[Stored data]
------------------------------------------------------------

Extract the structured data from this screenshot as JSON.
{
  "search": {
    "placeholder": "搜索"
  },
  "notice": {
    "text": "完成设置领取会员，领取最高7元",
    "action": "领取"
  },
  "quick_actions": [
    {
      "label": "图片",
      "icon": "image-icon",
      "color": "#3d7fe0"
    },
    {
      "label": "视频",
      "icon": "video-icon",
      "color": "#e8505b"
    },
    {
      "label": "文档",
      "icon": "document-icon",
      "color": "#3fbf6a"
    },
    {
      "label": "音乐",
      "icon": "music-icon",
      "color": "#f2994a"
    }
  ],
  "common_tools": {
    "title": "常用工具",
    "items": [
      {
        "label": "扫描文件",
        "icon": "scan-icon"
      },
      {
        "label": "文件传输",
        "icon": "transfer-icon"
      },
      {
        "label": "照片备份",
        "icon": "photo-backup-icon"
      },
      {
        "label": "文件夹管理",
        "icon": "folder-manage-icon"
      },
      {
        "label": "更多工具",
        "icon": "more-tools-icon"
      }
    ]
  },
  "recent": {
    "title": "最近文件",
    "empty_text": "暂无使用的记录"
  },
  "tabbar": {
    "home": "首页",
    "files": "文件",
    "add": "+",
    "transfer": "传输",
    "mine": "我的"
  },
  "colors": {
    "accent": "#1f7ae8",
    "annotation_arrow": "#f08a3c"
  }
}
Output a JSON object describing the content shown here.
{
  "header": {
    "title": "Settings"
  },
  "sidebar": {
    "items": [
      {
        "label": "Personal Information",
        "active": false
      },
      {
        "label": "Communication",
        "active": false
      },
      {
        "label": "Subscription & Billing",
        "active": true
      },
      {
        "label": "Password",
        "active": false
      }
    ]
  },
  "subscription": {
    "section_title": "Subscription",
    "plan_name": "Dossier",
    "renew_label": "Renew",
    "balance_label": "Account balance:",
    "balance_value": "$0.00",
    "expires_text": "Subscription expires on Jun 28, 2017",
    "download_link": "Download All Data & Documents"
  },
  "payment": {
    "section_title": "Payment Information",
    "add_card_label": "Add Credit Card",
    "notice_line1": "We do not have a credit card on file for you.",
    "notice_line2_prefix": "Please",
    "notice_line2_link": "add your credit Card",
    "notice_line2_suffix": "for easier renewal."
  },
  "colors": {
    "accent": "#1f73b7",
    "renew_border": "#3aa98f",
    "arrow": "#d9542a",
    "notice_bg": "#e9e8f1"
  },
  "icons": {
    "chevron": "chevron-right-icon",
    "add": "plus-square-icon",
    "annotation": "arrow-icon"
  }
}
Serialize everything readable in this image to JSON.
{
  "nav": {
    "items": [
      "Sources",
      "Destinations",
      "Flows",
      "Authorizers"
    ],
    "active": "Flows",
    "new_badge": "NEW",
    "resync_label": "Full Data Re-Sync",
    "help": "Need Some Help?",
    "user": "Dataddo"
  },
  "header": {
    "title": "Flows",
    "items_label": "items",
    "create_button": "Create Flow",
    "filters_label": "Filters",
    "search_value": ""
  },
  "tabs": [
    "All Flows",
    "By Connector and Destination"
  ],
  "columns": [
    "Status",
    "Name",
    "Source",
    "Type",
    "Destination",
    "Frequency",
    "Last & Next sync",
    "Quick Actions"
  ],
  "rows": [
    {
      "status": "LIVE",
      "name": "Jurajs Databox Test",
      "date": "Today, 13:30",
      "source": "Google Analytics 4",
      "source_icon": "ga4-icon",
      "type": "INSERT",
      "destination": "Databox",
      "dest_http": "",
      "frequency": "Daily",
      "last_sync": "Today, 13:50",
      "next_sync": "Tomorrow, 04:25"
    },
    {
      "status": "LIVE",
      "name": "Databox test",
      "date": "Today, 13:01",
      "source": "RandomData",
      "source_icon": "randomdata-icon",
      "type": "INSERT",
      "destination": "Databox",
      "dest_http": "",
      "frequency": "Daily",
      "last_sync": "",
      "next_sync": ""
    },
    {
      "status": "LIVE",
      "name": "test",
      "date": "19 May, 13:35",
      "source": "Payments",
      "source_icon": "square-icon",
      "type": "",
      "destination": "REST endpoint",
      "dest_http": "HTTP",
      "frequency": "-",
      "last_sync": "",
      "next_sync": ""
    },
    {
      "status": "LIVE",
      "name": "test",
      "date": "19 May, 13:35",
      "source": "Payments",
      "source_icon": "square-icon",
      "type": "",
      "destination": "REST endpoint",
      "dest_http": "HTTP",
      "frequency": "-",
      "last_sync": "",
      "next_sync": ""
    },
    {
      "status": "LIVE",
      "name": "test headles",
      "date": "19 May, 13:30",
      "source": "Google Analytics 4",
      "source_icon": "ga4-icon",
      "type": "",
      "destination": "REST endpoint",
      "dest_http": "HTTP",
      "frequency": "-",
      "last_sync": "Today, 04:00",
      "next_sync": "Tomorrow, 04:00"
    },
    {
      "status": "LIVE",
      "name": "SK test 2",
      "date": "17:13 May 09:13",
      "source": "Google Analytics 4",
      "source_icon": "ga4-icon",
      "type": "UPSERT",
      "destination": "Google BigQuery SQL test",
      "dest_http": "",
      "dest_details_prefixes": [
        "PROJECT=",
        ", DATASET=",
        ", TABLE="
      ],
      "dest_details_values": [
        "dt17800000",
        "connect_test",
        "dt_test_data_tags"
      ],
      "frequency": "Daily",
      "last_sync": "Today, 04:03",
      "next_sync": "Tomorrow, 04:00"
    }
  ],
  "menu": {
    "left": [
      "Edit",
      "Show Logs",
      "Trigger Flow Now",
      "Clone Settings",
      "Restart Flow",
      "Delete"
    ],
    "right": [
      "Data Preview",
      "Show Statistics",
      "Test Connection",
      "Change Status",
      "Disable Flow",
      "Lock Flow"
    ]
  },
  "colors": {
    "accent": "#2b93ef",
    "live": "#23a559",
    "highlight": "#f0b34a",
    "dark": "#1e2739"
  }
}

------------------------------------------------------------

• [Exercise description]
Write down only how many lines in the listing contain the word "Information".

• [Full solution]
2